• EXERCISE DESCRIPTION: Using the data below, tally the lines that include the string "Ecce". Only the number is wanted.

** Begin DATA ENTRIES **

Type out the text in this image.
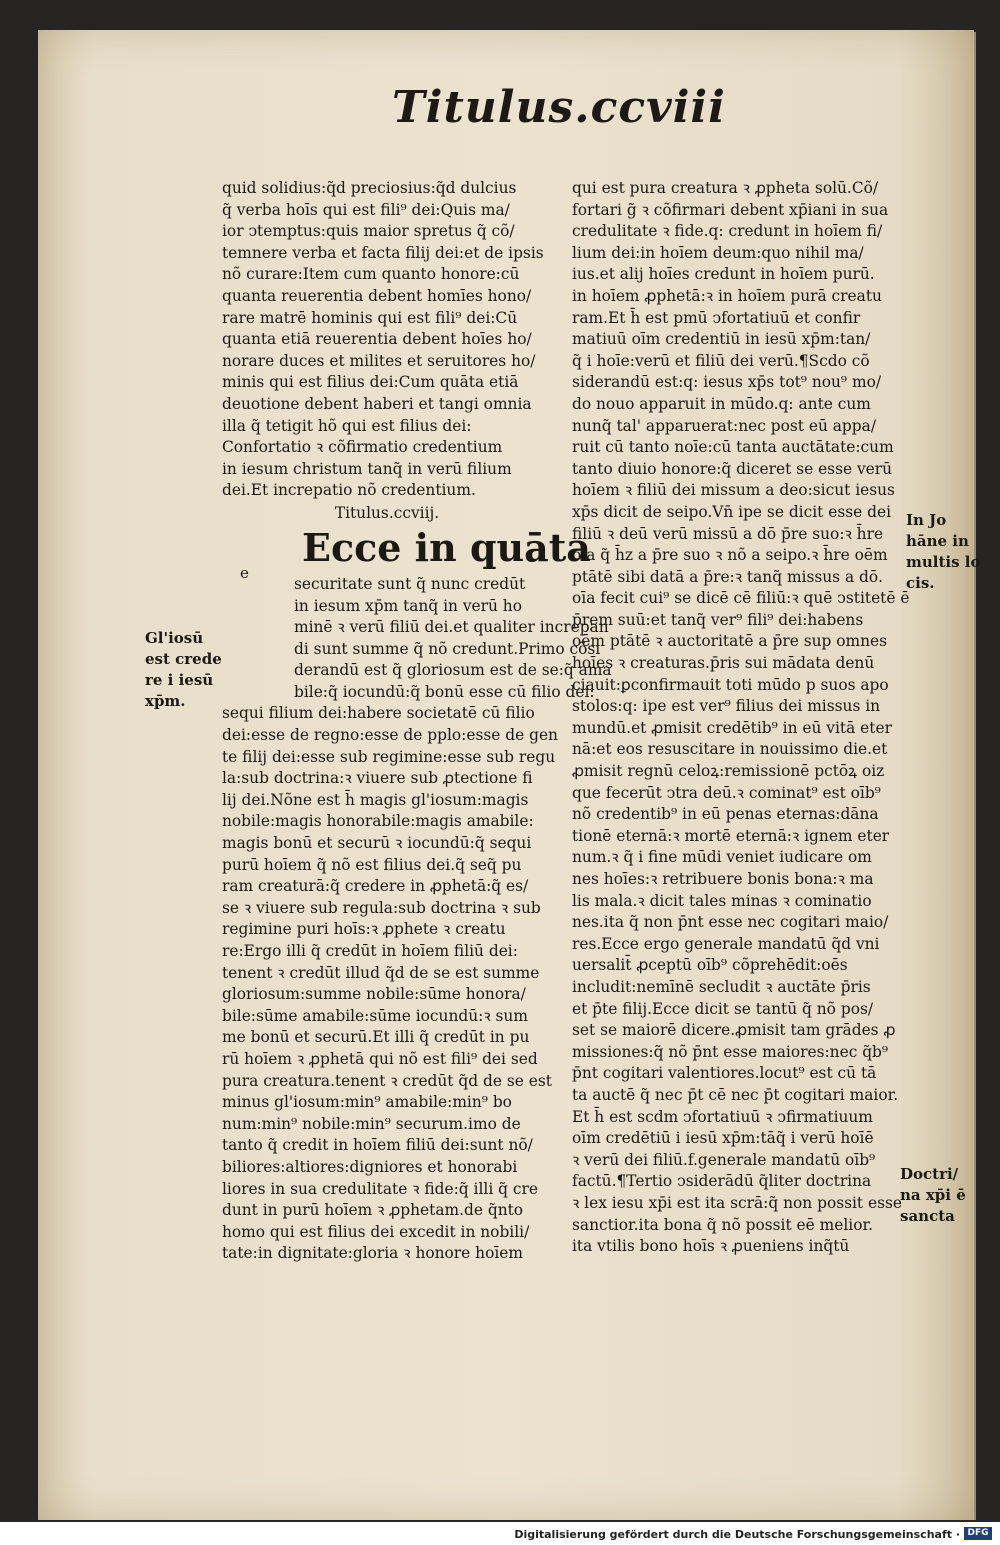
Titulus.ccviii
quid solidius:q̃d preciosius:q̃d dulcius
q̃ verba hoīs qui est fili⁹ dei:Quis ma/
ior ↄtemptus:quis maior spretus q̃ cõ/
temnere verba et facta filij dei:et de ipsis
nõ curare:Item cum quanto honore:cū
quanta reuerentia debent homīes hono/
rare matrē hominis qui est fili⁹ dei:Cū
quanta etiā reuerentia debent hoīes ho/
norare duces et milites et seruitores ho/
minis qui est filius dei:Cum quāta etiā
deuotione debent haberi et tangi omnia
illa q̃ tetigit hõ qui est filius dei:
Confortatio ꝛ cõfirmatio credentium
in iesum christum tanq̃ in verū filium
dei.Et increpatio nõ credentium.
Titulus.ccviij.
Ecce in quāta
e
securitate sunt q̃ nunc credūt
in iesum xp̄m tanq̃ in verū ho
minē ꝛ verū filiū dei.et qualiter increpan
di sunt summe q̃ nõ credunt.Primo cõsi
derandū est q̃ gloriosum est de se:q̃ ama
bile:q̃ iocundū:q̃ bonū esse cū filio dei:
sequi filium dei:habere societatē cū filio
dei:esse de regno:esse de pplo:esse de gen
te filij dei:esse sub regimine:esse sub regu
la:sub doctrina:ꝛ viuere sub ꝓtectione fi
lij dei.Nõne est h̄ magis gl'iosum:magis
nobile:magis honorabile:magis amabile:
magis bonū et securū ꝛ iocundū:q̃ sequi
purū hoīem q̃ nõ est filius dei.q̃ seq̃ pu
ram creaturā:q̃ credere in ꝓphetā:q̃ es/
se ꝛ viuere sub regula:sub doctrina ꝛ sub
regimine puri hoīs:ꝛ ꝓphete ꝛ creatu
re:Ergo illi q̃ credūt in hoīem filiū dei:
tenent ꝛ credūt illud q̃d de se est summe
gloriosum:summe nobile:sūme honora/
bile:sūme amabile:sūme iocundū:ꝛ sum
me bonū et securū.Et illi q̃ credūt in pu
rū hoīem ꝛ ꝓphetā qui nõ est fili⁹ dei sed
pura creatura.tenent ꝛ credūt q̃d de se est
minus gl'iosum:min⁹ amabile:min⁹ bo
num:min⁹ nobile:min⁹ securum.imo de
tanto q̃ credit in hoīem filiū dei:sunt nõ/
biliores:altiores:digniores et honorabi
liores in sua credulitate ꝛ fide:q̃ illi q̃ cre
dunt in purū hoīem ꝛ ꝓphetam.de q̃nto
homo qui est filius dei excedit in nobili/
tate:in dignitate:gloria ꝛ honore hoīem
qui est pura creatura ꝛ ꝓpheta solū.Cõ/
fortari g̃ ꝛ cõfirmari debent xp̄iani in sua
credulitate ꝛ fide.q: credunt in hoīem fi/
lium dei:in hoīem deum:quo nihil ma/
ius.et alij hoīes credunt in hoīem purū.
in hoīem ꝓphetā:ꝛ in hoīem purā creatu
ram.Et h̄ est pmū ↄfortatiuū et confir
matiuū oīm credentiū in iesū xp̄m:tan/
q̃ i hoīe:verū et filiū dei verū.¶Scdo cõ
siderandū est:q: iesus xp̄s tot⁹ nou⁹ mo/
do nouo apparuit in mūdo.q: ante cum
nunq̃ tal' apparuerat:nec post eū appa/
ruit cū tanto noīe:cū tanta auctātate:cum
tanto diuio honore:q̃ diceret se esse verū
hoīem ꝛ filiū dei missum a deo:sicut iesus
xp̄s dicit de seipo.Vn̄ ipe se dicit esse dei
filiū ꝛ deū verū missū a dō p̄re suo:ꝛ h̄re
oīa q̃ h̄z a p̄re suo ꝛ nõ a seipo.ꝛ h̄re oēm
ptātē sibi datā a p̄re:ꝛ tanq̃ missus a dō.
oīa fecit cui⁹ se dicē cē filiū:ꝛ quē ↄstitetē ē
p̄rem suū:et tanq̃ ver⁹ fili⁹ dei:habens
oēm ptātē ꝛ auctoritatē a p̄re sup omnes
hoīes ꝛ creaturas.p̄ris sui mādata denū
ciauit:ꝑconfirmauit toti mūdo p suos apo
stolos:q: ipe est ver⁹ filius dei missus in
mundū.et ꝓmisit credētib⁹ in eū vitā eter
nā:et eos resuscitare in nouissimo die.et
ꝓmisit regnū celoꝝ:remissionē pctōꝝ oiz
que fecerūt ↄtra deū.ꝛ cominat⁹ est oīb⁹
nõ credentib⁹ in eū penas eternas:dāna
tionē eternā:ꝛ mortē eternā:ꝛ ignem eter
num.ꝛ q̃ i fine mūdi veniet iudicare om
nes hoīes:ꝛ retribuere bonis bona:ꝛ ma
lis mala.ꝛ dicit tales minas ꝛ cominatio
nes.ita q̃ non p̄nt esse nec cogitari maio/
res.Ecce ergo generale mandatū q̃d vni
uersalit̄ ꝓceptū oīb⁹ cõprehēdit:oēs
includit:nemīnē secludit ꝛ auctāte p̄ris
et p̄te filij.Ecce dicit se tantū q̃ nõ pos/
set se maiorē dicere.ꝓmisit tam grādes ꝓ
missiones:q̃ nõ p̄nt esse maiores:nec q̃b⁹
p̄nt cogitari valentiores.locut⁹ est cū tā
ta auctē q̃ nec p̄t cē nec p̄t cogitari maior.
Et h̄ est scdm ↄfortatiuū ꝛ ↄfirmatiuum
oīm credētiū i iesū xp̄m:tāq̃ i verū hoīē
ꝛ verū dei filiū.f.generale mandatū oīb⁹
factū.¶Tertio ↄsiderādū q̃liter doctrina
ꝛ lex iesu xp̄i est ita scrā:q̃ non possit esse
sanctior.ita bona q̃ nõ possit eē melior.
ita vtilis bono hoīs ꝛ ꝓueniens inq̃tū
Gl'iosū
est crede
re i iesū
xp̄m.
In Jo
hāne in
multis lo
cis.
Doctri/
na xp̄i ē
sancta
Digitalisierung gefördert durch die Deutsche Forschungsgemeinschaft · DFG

** End DATA ENTRIES **
** Begin DATA ENTRIES **

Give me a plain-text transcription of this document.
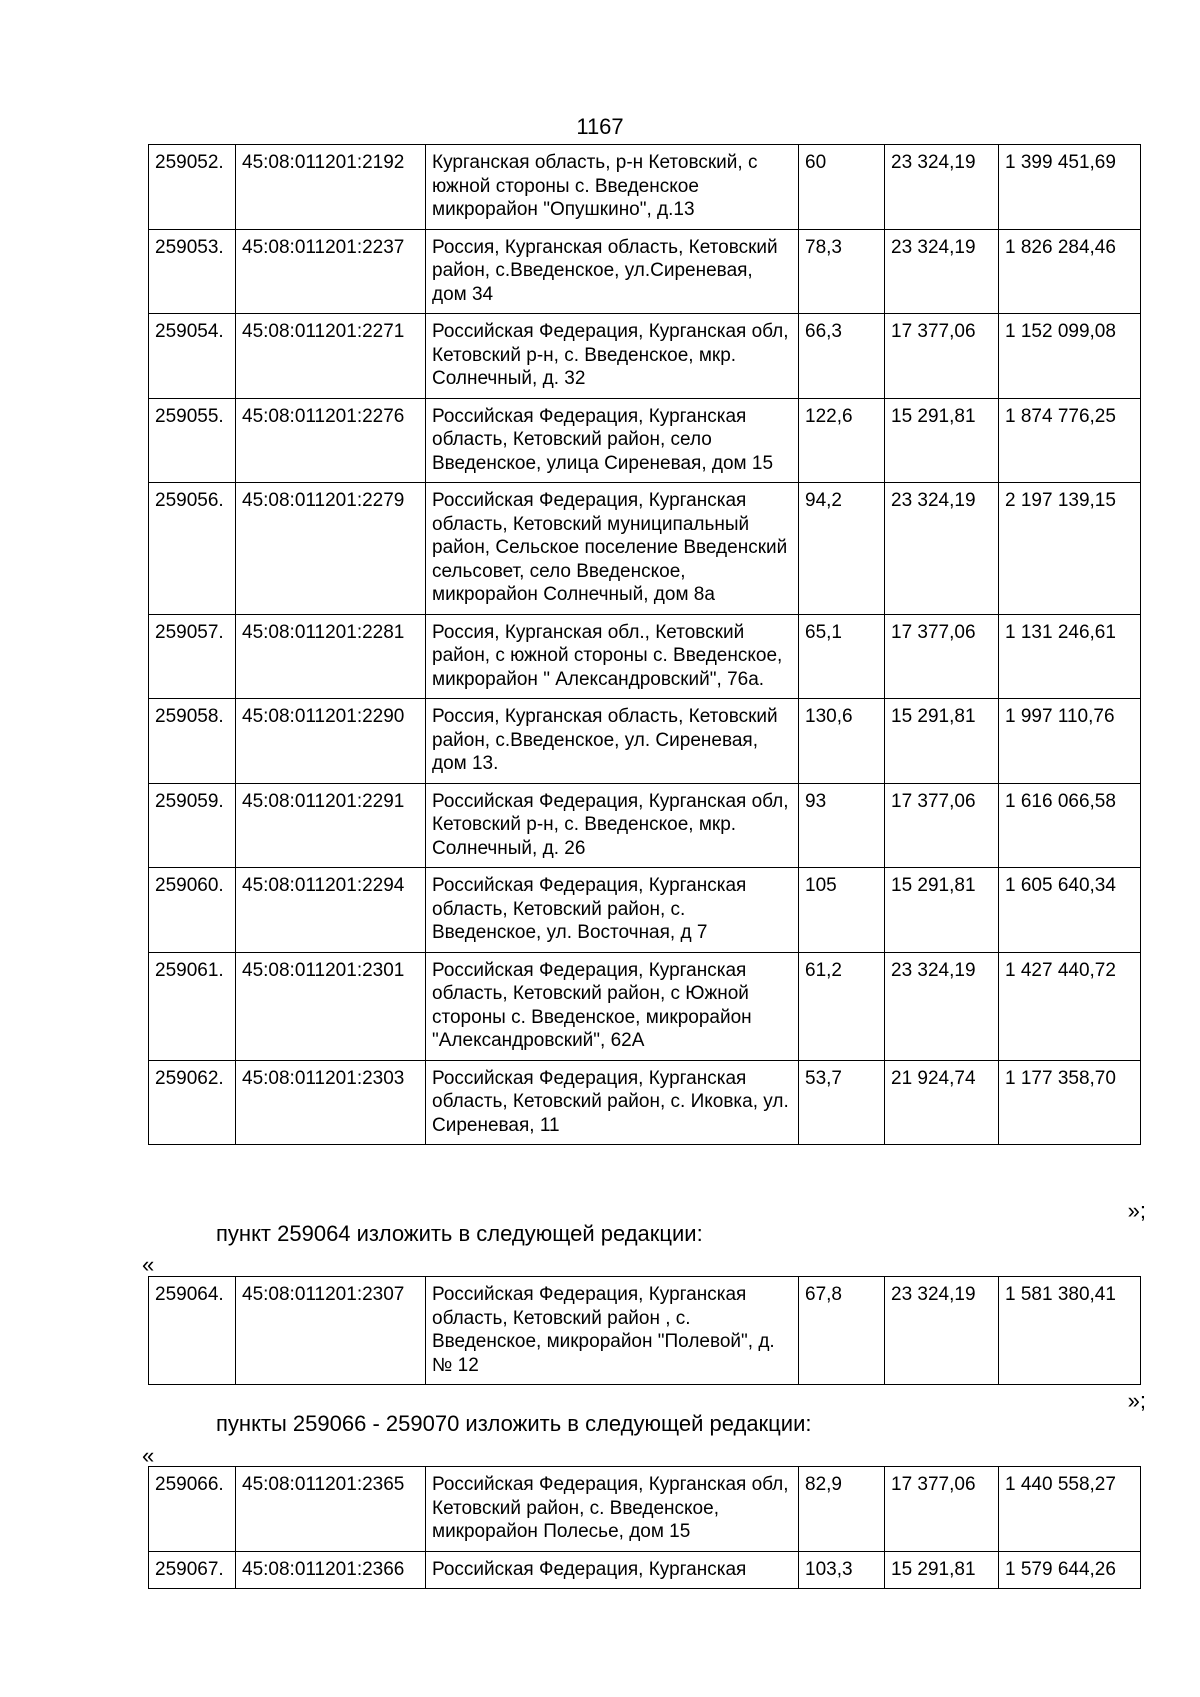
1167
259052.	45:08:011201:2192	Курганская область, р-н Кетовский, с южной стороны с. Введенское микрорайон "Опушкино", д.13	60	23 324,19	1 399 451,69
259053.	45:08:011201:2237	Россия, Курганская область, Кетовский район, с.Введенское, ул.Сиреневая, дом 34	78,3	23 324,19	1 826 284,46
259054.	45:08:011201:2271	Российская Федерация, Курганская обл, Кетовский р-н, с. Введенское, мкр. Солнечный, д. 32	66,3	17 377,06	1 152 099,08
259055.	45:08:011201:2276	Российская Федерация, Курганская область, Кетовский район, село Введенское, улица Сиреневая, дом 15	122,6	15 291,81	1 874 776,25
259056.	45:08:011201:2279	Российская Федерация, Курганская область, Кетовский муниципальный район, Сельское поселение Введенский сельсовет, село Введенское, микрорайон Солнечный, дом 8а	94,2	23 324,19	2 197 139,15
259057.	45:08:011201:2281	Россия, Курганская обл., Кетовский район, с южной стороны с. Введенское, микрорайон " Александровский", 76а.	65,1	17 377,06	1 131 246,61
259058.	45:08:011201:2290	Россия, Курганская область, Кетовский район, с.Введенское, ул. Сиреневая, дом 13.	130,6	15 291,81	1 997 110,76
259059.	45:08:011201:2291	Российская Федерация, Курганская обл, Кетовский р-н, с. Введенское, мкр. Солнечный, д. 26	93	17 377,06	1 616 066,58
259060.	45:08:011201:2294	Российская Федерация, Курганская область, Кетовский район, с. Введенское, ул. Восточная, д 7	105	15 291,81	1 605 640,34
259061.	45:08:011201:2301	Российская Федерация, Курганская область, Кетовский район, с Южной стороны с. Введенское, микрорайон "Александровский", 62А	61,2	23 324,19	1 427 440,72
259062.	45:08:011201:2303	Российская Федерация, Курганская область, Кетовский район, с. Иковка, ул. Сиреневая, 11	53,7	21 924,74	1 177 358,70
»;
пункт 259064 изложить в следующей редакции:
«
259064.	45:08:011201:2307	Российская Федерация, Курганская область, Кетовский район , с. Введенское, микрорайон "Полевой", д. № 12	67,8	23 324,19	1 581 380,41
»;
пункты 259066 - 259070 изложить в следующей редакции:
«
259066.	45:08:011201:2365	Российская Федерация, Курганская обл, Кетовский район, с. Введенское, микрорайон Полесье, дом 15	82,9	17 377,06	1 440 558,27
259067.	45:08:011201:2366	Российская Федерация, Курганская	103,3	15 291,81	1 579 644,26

** End DATA ENTRIES **

• SOLUTION FOR THIS EXERCISE: 3